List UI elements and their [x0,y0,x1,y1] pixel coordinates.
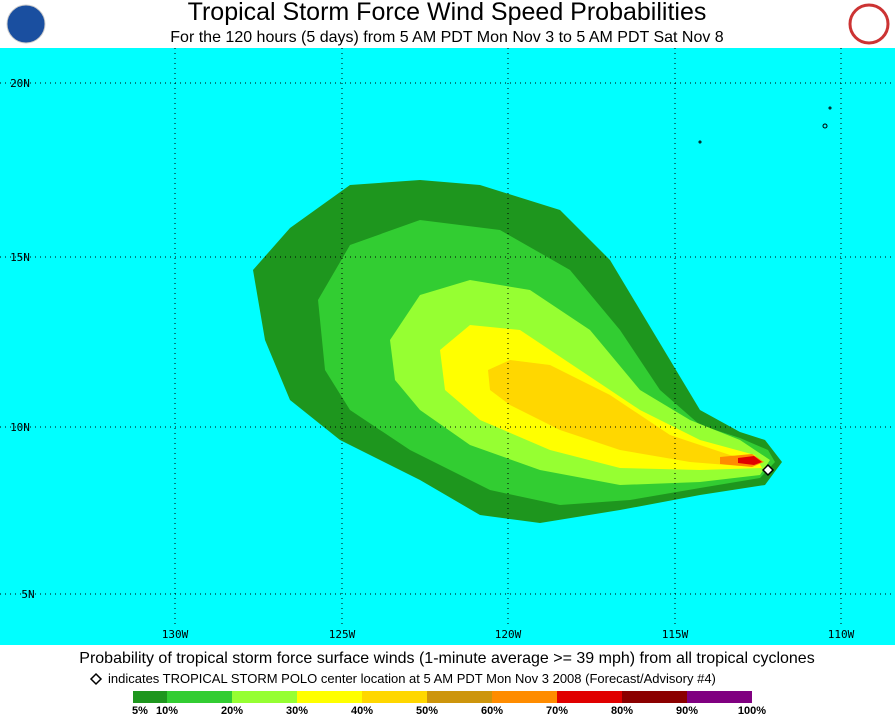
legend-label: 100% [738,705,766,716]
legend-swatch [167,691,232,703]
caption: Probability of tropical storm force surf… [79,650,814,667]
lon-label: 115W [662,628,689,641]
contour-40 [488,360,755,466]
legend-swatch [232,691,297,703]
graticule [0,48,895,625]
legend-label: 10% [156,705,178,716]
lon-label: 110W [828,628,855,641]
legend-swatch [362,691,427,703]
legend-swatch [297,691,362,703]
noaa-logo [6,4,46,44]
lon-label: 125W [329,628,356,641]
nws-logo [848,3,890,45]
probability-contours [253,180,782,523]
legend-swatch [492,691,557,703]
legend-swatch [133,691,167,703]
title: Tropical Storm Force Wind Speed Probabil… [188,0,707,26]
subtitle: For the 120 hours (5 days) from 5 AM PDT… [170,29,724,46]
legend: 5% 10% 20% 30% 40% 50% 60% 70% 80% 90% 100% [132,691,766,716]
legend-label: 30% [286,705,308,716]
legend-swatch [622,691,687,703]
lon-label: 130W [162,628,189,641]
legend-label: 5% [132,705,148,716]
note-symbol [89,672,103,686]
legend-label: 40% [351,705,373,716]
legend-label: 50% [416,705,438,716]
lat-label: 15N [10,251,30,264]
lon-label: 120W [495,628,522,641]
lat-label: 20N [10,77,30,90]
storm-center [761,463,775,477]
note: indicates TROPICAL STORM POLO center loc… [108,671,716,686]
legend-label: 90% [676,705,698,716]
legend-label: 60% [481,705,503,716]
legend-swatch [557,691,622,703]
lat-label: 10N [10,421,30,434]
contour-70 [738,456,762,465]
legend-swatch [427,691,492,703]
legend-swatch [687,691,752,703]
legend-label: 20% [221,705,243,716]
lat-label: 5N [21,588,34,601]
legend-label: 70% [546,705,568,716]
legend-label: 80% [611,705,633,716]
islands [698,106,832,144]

**Stated exercise:** Copy out every row above line for line, with no changes, and omit the picture.

**Right answer:**
List UI elements and their [x0,y0,x1,y1] pixel coordinates.
legend-label: 100% [738,705,766,716]
legend-swatch [167,691,232,703]
caption: Probability of tropical storm force surf… [79,650,814,667]
lon-label: 115W [662,628,689,641]
contour-40 [488,360,755,466]
legend-swatch [232,691,297,703]
graticule [0,48,895,625]
legend-label: 10% [156,705,178,716]
lon-label: 110W [828,628,855,641]
legend-swatch [362,691,427,703]
legend-swatch [297,691,362,703]
noaa-logo [6,4,46,44]
lon-label: 125W [329,628,356,641]
nws-logo [848,3,890,45]
probability-contours [253,180,782,523]
legend-swatch [492,691,557,703]
legend-swatch [133,691,167,703]
title: Tropical Storm Force Wind Speed Probabil… [188,0,707,26]
subtitle: For the 120 hours (5 days) from 5 AM PDT… [170,29,724,46]
legend: 5% 10% 20% 30% 40% 50% 60% 70% 80% 90% 100% [132,691,766,716]
legend-label: 30% [286,705,308,716]
legend-swatch [622,691,687,703]
lon-label: 130W [162,628,189,641]
legend-label: 5% [132,705,148,716]
note-symbol [89,672,103,686]
legend-label: 40% [351,705,373,716]
legend-label: 50% [416,705,438,716]
lat-label: 15N [10,251,30,264]
lon-label: 120W [495,628,522,641]
lat-label: 20N [10,77,30,90]
storm-center [761,463,775,477]
note: indicates TROPICAL STORM POLO center loc… [108,671,716,686]
legend-label: 90% [676,705,698,716]
legend-label: 60% [481,705,503,716]
legend-swatch [557,691,622,703]
lat-label: 10N [10,421,30,434]
contour-70 [738,456,762,465]
legend-swatch [427,691,492,703]
legend-swatch [687,691,752,703]
legend-label: 20% [221,705,243,716]
lat-label: 5N [21,588,34,601]
legend-label: 70% [546,705,568,716]
legend-label: 80% [611,705,633,716]
islands [698,106,832,144]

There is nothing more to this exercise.